(Data records)
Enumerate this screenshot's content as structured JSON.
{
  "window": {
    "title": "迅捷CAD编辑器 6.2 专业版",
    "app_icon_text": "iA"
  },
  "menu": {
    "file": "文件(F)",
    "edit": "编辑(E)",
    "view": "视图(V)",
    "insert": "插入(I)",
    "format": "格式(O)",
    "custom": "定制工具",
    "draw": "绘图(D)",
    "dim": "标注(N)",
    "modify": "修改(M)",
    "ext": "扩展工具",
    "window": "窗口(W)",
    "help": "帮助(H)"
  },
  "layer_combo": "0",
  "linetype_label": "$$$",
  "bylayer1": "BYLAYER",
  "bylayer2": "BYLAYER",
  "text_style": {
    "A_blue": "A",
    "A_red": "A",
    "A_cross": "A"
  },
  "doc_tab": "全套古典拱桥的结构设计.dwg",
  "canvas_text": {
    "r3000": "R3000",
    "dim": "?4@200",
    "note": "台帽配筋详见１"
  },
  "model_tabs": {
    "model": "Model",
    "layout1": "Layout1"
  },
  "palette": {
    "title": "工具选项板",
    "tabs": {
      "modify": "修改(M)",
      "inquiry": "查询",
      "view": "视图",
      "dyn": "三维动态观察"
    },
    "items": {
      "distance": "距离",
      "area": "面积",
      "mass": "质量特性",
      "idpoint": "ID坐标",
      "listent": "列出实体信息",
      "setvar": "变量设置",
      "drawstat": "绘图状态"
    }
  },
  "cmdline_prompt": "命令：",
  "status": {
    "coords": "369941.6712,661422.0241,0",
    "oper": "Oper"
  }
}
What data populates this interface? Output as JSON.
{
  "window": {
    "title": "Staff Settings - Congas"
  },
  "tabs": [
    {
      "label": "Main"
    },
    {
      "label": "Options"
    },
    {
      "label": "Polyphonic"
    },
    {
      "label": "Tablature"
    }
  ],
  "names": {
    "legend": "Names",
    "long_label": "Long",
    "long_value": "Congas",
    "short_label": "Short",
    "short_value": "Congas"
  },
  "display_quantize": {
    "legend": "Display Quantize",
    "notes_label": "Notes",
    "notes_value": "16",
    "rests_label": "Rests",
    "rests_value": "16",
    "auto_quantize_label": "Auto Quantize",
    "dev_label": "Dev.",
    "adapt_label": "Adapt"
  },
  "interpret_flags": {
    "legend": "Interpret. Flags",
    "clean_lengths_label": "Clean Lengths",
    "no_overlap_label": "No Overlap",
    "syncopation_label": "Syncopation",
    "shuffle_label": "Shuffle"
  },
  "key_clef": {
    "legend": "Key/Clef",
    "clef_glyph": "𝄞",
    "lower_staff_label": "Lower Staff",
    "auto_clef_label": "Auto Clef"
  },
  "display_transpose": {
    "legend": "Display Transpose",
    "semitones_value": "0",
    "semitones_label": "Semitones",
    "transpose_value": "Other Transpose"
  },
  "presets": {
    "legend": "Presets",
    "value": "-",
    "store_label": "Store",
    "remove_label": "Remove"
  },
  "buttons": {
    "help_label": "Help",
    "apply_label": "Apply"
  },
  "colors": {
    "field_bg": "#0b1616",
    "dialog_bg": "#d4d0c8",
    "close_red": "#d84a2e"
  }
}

• **AIM**
Looking at the records above, say how many lines hold the string "JSON". Write nothing but the number.

• **TASK RESULT**
2